##### RECORDS TO USE #####
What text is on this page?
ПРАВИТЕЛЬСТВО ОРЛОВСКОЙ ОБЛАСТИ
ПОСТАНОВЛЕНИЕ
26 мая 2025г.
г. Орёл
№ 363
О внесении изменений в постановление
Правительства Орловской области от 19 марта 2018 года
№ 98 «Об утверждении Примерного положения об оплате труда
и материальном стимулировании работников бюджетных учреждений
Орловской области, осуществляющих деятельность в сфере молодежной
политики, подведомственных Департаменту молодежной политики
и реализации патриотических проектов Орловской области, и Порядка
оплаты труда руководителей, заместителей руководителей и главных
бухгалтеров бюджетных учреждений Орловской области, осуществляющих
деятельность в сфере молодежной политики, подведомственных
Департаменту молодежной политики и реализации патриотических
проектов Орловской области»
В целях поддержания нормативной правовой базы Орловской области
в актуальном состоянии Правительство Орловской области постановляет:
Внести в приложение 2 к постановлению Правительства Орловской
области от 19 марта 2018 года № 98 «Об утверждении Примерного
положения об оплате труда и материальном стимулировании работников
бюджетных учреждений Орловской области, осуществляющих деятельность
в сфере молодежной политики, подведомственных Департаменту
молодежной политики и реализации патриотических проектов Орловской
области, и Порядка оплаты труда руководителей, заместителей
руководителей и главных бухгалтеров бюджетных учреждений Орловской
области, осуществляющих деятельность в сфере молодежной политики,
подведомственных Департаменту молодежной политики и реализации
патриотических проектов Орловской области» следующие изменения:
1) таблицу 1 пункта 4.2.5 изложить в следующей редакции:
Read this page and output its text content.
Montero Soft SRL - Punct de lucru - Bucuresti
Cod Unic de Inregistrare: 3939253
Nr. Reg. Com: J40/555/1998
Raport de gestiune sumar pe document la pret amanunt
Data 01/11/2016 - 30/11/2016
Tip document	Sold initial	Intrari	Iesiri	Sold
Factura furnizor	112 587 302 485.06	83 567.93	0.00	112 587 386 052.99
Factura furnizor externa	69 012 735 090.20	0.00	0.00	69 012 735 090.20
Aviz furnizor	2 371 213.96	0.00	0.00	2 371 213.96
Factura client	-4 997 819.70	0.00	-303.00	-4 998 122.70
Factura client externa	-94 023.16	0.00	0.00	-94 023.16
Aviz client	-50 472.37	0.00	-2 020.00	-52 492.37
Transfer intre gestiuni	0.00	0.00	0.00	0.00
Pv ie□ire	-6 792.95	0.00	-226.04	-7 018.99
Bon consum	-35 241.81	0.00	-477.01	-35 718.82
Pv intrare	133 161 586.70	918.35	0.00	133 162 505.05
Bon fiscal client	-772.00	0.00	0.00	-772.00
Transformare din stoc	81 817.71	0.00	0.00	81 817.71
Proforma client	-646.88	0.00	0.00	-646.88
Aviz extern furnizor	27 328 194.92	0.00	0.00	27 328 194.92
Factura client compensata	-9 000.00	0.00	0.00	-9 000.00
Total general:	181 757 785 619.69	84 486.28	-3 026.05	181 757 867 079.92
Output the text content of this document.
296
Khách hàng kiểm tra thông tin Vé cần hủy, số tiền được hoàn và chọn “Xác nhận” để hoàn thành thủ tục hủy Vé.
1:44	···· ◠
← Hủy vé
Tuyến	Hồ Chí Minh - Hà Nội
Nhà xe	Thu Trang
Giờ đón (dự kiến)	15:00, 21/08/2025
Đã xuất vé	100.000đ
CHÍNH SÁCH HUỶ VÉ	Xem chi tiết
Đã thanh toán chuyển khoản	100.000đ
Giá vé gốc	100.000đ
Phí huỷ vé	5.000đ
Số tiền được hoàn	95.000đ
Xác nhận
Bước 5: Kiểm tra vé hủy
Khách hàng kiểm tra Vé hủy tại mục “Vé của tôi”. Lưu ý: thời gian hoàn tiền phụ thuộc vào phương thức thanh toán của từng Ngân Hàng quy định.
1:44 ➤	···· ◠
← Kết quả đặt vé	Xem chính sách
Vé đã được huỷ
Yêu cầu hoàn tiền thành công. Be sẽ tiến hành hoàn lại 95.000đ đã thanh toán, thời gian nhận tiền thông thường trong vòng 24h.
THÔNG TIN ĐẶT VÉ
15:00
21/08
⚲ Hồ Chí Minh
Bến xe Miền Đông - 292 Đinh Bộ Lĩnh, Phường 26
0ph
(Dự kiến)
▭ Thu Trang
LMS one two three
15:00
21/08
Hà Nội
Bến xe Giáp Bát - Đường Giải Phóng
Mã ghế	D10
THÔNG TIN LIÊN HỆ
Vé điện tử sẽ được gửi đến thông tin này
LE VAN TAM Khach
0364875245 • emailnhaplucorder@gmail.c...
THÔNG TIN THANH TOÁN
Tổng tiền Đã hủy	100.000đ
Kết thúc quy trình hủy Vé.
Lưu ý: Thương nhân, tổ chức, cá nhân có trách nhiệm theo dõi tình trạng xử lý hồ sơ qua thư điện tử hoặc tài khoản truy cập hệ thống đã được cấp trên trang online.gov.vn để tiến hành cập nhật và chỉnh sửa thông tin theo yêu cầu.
#####
» **WRITTEN REQUEST**: Retype every record above exactly as it appears.

» **TASK ANSWER**:
What text is on this page?
ПРАВИТЕЛЬСТВО ОРЛОВСКОЙ ОБЛАСТИ
ПОСТАНОВЛЕНИЕ
26 мая 2025г.
г. Орёл
№ 363
О внесении изменений в постановление
Правительства Орловской области от 19 марта 2018 года
№ 98 «Об утверждении Примерного положения об оплате труда
и материальном стимулировании работников бюджетных учреждений
Орловской области, осуществляющих деятельность в сфере молодежной
политики, подведомственных Департаменту молодежной политики
и реализации патриотических проектов Орловской области, и Порядка
оплаты труда руководителей, заместителей руководителей и главных
бухгалтеров бюджетных учреждений Орловской области, осуществляющих
деятельность в сфере молодежной политики, подведомственных
Департаменту молодежной политики и реализации патриотических
проектов Орловской области»
В целях поддержания нормативной правовой базы Орловской области
в актуальном состоянии Правительство Орловской области постановляет:
Внести в приложение 2 к постановлению Правительства Орловской
области от 19 марта 2018 года № 98 «Об утверждении Примерного
положения об оплате труда и материальном стимулировании работников
бюджетных учреждений Орловской области, осуществляющих деятельность
в сфере молодежной политики, подведомственных Департаменту
молодежной политики и реализации патриотических проектов Орловской
области, и Порядка оплаты труда руководителей, заместителей
руководителей и главных бухгалтеров бюджетных учреждений Орловской
области, осуществляющих деятельность в сфере молодежной политики,
подведомственных Департаменту молодежной политики и реализации
патриотических проектов Орловской области» следующие изменения:
1) таблицу 1 пункта 4.2.5 изложить в следующей редакции:
Read this page and output its text content.
Montero Soft SRL - Punct de lucru - Bucuresti
Cod Unic de Inregistrare: 3939253
Nr. Reg. Com: J40/555/1998
Raport de gestiune sumar pe document la pret amanunt
Data 01/11/2016 - 30/11/2016
Tip document	Sold initial	Intrari	Iesiri	Sold
Factura furnizor	112 587 302 485.06	83 567.93	0.00	112 587 386 052.99
Factura furnizor externa	69 012 735 090.20	0.00	0.00	69 012 735 090.20
Aviz furnizor	2 371 213.96	0.00	0.00	2 371 213.96
Factura client	-4 997 819.70	0.00	-303.00	-4 998 122.70
Factura client externa	-94 023.16	0.00	0.00	-94 023.16
Aviz client	-50 472.37	0.00	-2 020.00	-52 492.37
Transfer intre gestiuni	0.00	0.00	0.00	0.00
Pv ie□ire	-6 792.95	0.00	-226.04	-7 018.99
Bon consum	-35 241.81	0.00	-477.01	-35 718.82
Pv intrare	133 161 586.70	918.35	0.00	133 162 505.05
Bon fiscal client	-772.00	0.00	0.00	-772.00
Transformare din stoc	81 817.71	0.00	0.00	81 817.71
Proforma client	-646.88	0.00	0.00	-646.88
Aviz extern furnizor	27 328 194.92	0.00	0.00	27 328 194.92
Factura client compensata	-9 000.00	0.00	0.00	-9 000.00
Total general:	181 757 785 619.69	84 486.28	-3 026.05	181 757 867 079.92
Output the text content of this document.
296
Khách hàng kiểm tra thông tin Vé cần hủy, số tiền được hoàn và chọn “Xác nhận” để hoàn thành thủ tục hủy Vé.
1:44	···· ◠
← Hủy vé
Tuyến	Hồ Chí Minh - Hà Nội
Nhà xe	Thu Trang
Giờ đón (dự kiến)	15:00, 21/08/2025
Đã xuất vé	100.000đ
CHÍNH SÁCH HUỶ VÉ	Xem chi tiết
Đã thanh toán chuyển khoản	100.000đ
Giá vé gốc	100.000đ
Phí huỷ vé	5.000đ
Số tiền được hoàn	95.000đ
Xác nhận
Bước 5: Kiểm tra vé hủy
Khách hàng kiểm tra Vé hủy tại mục “Vé của tôi”. Lưu ý: thời gian hoàn tiền phụ thuộc vào phương thức thanh toán của từng Ngân Hàng quy định.
1:44 ➤	···· ◠
← Kết quả đặt vé	Xem chính sách
Vé đã được huỷ
Yêu cầu hoàn tiền thành công. Be sẽ tiến hành hoàn lại 95.000đ đã thanh toán, thời gian nhận tiền thông thường trong vòng 24h.
THÔNG TIN ĐẶT VÉ
15:00
21/08
⚲ Hồ Chí Minh
Bến xe Miền Đông - 292 Đinh Bộ Lĩnh, Phường 26
0ph
(Dự kiến)
▭ Thu Trang
LMS one two three
15:00
21/08
Hà Nội
Bến xe Giáp Bát - Đường Giải Phóng
Mã ghế	D10
THÔNG TIN LIÊN HỆ
Vé điện tử sẽ được gửi đến thông tin này
LE VAN TAM Khach
0364875245 • emailnhaplucorder@gmail.c...
THÔNG TIN THANH TOÁN
Tổng tiền Đã hủy	100.000đ
Kết thúc quy trình hủy Vé.
Lưu ý: Thương nhân, tổ chức, cá nhân có trách nhiệm theo dõi tình trạng xử lý hồ sơ qua thư điện tử hoặc tài khoản truy cập hệ thống đã được cấp trên trang online.gov.vn để tiến hành cập nhật và chỉnh sửa thông tin theo yêu cầu.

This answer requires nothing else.